* WHAT IS REQUIRED
Copy every one of the lines below character for character, keeping them in the same order.

* PROVIDED RECORDS
============

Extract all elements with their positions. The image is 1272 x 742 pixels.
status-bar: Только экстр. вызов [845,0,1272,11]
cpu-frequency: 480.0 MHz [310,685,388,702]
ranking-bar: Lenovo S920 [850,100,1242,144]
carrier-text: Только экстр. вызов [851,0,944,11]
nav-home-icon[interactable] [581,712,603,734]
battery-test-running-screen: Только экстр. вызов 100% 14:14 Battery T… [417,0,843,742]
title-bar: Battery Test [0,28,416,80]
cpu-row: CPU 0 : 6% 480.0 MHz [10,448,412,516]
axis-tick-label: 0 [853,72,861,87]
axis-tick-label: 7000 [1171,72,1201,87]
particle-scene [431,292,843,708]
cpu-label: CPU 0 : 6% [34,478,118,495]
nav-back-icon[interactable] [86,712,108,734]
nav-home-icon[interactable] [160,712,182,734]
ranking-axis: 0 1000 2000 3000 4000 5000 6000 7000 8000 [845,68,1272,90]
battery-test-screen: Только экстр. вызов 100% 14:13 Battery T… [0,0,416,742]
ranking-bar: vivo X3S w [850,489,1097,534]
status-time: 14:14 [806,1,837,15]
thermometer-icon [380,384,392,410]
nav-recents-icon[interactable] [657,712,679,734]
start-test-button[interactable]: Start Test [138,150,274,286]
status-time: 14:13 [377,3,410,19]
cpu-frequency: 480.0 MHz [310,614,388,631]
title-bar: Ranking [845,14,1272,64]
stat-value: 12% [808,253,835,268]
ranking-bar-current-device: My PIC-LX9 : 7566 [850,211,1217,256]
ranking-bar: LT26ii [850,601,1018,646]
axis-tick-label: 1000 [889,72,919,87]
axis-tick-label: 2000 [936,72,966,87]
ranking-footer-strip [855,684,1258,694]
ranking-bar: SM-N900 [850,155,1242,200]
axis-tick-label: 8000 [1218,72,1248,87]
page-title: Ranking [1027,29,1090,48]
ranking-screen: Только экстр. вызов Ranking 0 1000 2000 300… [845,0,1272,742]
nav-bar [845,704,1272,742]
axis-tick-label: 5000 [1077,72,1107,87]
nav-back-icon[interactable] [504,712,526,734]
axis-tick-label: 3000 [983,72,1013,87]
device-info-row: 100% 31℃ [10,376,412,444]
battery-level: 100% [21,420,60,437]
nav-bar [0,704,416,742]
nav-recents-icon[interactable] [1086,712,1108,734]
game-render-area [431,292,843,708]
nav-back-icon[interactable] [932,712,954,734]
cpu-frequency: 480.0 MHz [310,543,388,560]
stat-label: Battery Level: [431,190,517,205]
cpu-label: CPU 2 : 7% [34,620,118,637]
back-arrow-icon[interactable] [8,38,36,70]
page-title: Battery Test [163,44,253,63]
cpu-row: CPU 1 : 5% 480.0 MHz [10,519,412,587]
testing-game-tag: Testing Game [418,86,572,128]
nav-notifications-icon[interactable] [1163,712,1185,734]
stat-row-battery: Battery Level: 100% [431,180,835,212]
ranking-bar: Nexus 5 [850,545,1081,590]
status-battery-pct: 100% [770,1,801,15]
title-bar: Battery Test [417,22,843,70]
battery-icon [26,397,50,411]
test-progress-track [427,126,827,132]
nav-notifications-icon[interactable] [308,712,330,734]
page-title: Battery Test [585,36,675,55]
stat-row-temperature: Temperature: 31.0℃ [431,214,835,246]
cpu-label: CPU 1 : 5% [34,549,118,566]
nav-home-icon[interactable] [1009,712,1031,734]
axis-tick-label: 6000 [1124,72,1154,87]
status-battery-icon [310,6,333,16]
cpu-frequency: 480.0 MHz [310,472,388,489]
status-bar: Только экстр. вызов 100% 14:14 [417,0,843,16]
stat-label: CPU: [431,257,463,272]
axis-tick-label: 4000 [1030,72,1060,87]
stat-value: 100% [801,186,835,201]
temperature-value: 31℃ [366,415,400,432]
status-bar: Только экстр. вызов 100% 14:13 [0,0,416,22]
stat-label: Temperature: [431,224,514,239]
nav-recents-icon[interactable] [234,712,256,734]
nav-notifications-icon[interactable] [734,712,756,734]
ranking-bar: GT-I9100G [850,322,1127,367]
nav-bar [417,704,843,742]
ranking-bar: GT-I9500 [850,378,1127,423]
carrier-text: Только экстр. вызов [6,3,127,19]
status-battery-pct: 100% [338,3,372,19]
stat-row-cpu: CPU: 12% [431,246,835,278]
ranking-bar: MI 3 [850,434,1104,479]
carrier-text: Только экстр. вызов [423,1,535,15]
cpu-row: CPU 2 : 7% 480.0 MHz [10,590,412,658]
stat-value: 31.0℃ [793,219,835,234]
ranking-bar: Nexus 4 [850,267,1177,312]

============

* TASK OUTPUT
Extract all elements with their positions. The image is 1272 x 742 pixels.
status-bar: Только экстр. вызов [845,0,1272,11]
cpu-frequency: 480.0 MHz [310,685,388,702]
ranking-bar: Lenovo S920 [850,100,1242,144]
carrier-text: Только экстр. вызов [851,0,944,11]
nav-home-icon[interactable] [581,712,603,734]
battery-test-running-screen: Только экстр. вызов 100% 14:14 Battery T… [417,0,843,742]
title-bar: Battery Test [0,28,416,80]
cpu-row: CPU 0 : 6% 480.0 MHz [10,448,412,516]
axis-tick-label: 0 [853,72,861,87]
axis-tick-label: 7000 [1171,72,1201,87]
particle-scene [431,292,843,708]
cpu-label: CPU 0 : 6% [34,478,118,495]
nav-back-icon[interactable] [86,712,108,734]
nav-home-icon[interactable] [160,712,182,734]
ranking-axis: 0 1000 2000 3000 4000 5000 6000 7000 8000 [845,68,1272,90]
battery-test-screen: Только экстр. вызов 100% 14:13 Battery T… [0,0,416,742]
ranking-bar: vivo X3S w [850,489,1097,534]
status-time: 14:14 [806,1,837,15]
thermometer-icon [380,384,392,410]
nav-recents-icon[interactable] [657,712,679,734]
start-test-button[interactable]: Start Test [138,150,274,286]
status-time: 14:13 [377,3,410,19]
cpu-frequency: 480.0 MHz [310,614,388,631]
title-bar: Ranking [845,14,1272,64]
stat-value: 12% [808,253,835,268]
ranking-bar-current-device: My PIC-LX9 : 7566 [850,211,1217,256]
ranking-bar: LT26ii [850,601,1018,646]
axis-tick-label: 1000 [889,72,919,87]
axis-tick-label: 2000 [936,72,966,87]
ranking-footer-strip [855,684,1258,694]
ranking-bar: SM-N900 [850,155,1242,200]
axis-tick-label: 8000 [1218,72,1248,87]
page-title: Ranking [1027,29,1090,48]
ranking-screen: Только экстр. вызов Ranking 0 1000 2000 300… [845,0,1272,742]
nav-bar [845,704,1272,742]
axis-tick-label: 5000 [1077,72,1107,87]
nav-back-icon[interactable] [504,712,526,734]
axis-tick-label: 3000 [983,72,1013,87]
device-info-row: 100% 31℃ [10,376,412,444]
battery-level: 100% [21,420,60,437]
nav-bar [0,704,416,742]
nav-recents-icon[interactable] [1086,712,1108,734]
game-render-area [431,292,843,708]
nav-back-icon[interactable] [932,712,954,734]
cpu-frequency: 480.0 MHz [310,543,388,560]
stat-label: Battery Level: [431,190,517,205]
cpu-label: CPU 2 : 7% [34,620,118,637]
back-arrow-icon[interactable] [8,38,36,70]
page-title: Battery Test [163,44,253,63]
cpu-row: CPU 1 : 5% 480.0 MHz [10,519,412,587]
testing-game-tag: Testing Game [418,86,572,128]
nav-notifications-icon[interactable] [1163,712,1185,734]
stat-row-battery: Battery Level: 100% [431,180,835,212]
ranking-bar: Nexus 5 [850,545,1081,590]
status-battery-pct: 100% [770,1,801,15]
title-bar: Battery Test [417,22,843,70]
battery-icon [26,397,50,411]
test-progress-track [427,126,827,132]
nav-notifications-icon[interactable] [308,712,330,734]
page-title: Battery Test [585,36,675,55]
stat-row-temperature: Temperature: 31.0℃ [431,214,835,246]
cpu-label: CPU 1 : 5% [34,549,118,566]
nav-home-icon[interactable] [1009,712,1031,734]
axis-tick-label: 6000 [1124,72,1154,87]
status-battery-icon [310,6,333,16]
cpu-frequency: 480.0 MHz [310,472,388,489]
status-bar: Только экстр. вызов 100% 14:14 [417,0,843,16]
stat-label: CPU: [431,257,463,272]
axis-tick-label: 4000 [1030,72,1060,87]
stat-value: 100% [801,186,835,201]
temperature-value: 31℃ [366,415,400,432]
status-bar: Только экстр. вызов 100% 14:13 [0,0,416,22]
stat-label: Temperature: [431,224,514,239]
nav-recents-icon[interactable] [234,712,256,734]
nav-notifications-icon[interactable] [734,712,756,734]
ranking-bar: GT-I9100G [850,322,1127,367]
nav-bar [417,704,843,742]
ranking-bar: GT-I9500 [850,378,1127,423]
carrier-text: Только экстр. вызов [6,3,127,19]
status-battery-pct: 100% [338,3,372,19]
stat-row-cpu: CPU: 12% [431,246,835,278]
ranking-bar: MI 3 [850,434,1104,479]
carrier-text: Только экстр. вызов [423,1,535,15]
cpu-row: CPU 2 : 7% 480.0 MHz [10,590,412,658]
stat-value: 31.0℃ [793,219,835,234]
ranking-bar: Nexus 4 [850,267,1177,312]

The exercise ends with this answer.